Records excerpted from a collection:
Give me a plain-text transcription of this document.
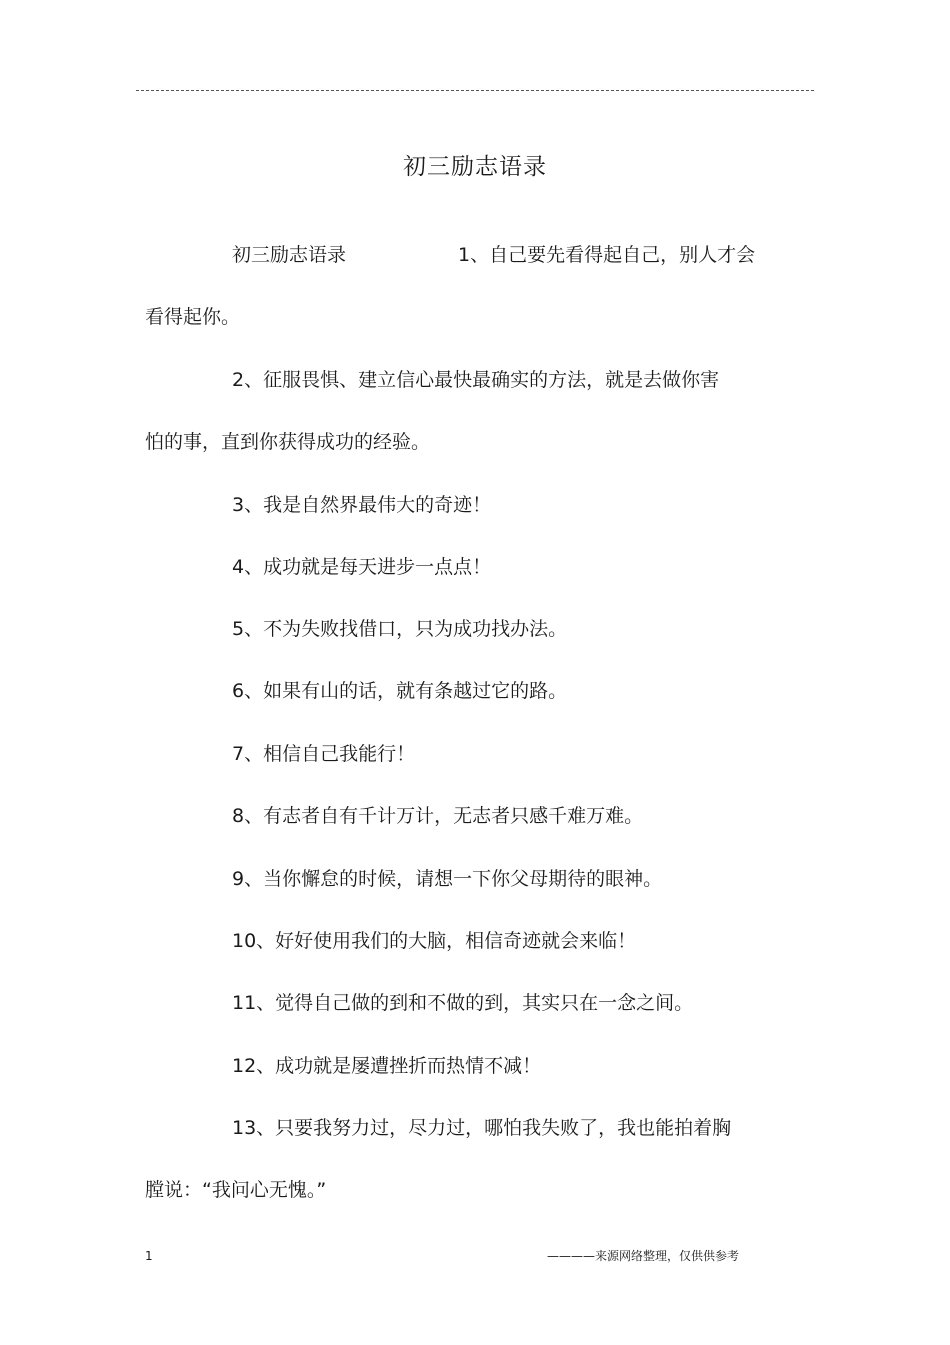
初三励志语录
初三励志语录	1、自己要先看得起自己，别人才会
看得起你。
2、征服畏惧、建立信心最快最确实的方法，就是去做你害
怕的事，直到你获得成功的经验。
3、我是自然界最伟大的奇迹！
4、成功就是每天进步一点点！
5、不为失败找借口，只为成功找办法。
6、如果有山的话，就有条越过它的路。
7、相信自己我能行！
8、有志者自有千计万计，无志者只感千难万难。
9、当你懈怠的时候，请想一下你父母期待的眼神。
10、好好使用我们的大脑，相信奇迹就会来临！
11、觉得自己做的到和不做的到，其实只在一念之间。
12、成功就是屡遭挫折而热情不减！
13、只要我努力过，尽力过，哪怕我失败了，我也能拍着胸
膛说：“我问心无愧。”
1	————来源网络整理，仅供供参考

Aim of the exercise →
Your task is to copy the entries in full and exactly, without any images.

The reply →
Give me a plain-text transcription of this document.
初三励志语录
初三励志语录	1、自己要先看得起自己，别人才会
看得起你。
2、征服畏惧、建立信心最快最确实的方法，就是去做你害
怕的事，直到你获得成功的经验。
3、我是自然界最伟大的奇迹！
4、成功就是每天进步一点点！
5、不为失败找借口，只为成功找办法。
6、如果有山的话，就有条越过它的路。
7、相信自己我能行！
8、有志者自有千计万计，无志者只感千难万难。
9、当你懈怠的时候，请想一下你父母期待的眼神。
10、好好使用我们的大脑，相信奇迹就会来临！
11、觉得自己做的到和不做的到，其实只在一念之间。
12、成功就是屡遭挫折而热情不减！
13、只要我努力过，尽力过，哪怕我失败了，我也能拍着胸
膛说：“我问心无愧。”
1	————来源网络整理，仅供供参考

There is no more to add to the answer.